WHAT TO DO: Exactly reproduce all the records, keeping pictures out of the copy.

DATA IN THIS EXERCISE:
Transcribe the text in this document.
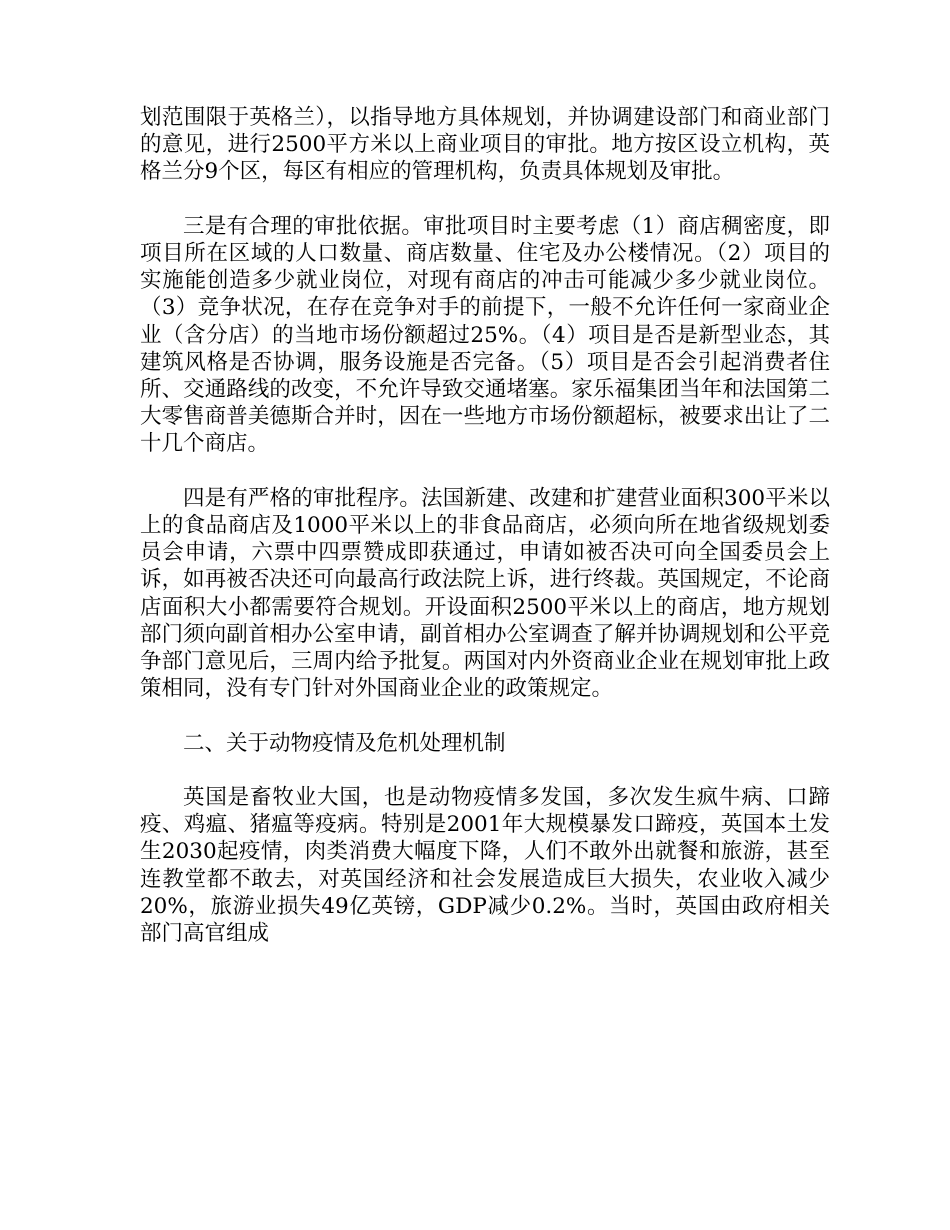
划范围限于英格兰），以指导地方具体规划，并协调建设部门和商业部门的意见，进行2500平方米以上商业项目的审批。地方按区设立机构，英格兰分9个区，每区有相应的管理机构，负责具体规划及审批。

三是有合理的审批依据。审批项目时主要考虑（1）商店稠密度，即项目所在区域的人口数量、商店数量、住宅及办公楼情况。（2）项目的实施能创造多少就业岗位，对现有商店的冲击可能减少多少就业岗位。（3）竞争状况，在存在竞争对手的前提下，一般不允许任何一家商业企业（含分店）的当地市场份额超过25%。（4）项目是否是新型业态，其建筑风格是否协调，服务设施是否完备。（5）项目是否会引起消费者住所、交通路线的改变，不允许导致交通堵塞。家乐福集团当年和法国第二大零售商普美德斯合并时，因在一些地方市场份额超标，被要求出让了二十几个商店。

四是有严格的审批程序。法国新建、改建和扩建营业面积300平米以上的食品商店及1000平米以上的非食品商店，必须向所在地省级规划委员会申请，六票中四票赞成即获通过，申请如被否决可向全国委员会上诉，如再被否决还可向最高行政法院上诉，进行终裁。英国规定，不论商店面积大小都需要符合规划。开设面积2500平米以上的商店，地方规划部门须向副首相办公室申请，副首相办公室调查了解并协调规划和公平竞争部门意见后，三周内给予批复。两国对内外资商业企业在规划审批上政策相同，没有专门针对外国商业企业的政策规定。

二、关于动物疫情及危机处理机制

英国是畜牧业大国，也是动物疫情多发国，多次发生疯牛病、口蹄疫、鸡瘟、猪瘟等疫病。特别是2001年大规模暴发口蹄疫，英国本土发生2030起疫情，肉类消费大幅度下降，人们不敢外出就餐和旅游，甚至连教堂都不敢去，对英国经济和社会发展造成巨大损失，农业收入减少20%，旅游业损失49亿英镑，GDP减少0.2%。当时，英国由政府相关部门高官组成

SOLUTION FOR THIS EXERCISE:
Transcribe the text in this document.
划范围限于英格兰），以指导地方具体规划，并协调建设部门和商业部门的意见，进行2500平方米以上商业项目的审批。地方按区设立机构，英格兰分9个区，每区有相应的管理机构，负责具体规划及审批。

三是有合理的审批依据。审批项目时主要考虑（1）商店稠密度，即项目所在区域的人口数量、商店数量、住宅及办公楼情况。（2）项目的实施能创造多少就业岗位，对现有商店的冲击可能减少多少就业岗位。（3）竞争状况，在存在竞争对手的前提下，一般不允许任何一家商业企业（含分店）的当地市场份额超过25%。（4）项目是否是新型业态，其建筑风格是否协调，服务设施是否完备。（5）项目是否会引起消费者住所、交通路线的改变，不允许导致交通堵塞。家乐福集团当年和法国第二大零售商普美德斯合并时，因在一些地方市场份额超标，被要求出让了二十几个商店。

四是有严格的审批程序。法国新建、改建和扩建营业面积300平米以上的食品商店及1000平米以上的非食品商店，必须向所在地省级规划委员会申请，六票中四票赞成即获通过，申请如被否决可向全国委员会上诉，如再被否决还可向最高行政法院上诉，进行终裁。英国规定，不论商店面积大小都需要符合规划。开设面积2500平米以上的商店，地方规划部门须向副首相办公室申请，副首相办公室调查了解并协调规划和公平竞争部门意见后，三周内给予批复。两国对内外资商业企业在规划审批上政策相同，没有专门针对外国商业企业的政策规定。

二、关于动物疫情及危机处理机制

英国是畜牧业大国，也是动物疫情多发国，多次发生疯牛病、口蹄疫、鸡瘟、猪瘟等疫病。特别是2001年大规模暴发口蹄疫，英国本土发生2030起疫情，肉类消费大幅度下降，人们不敢外出就餐和旅游，甚至连教堂都不敢去，对英国经济和社会发展造成巨大损失，农业收入减少20%，旅游业损失49亿英镑，GDP减少0.2%。当时，英国由政府相关部门高官组成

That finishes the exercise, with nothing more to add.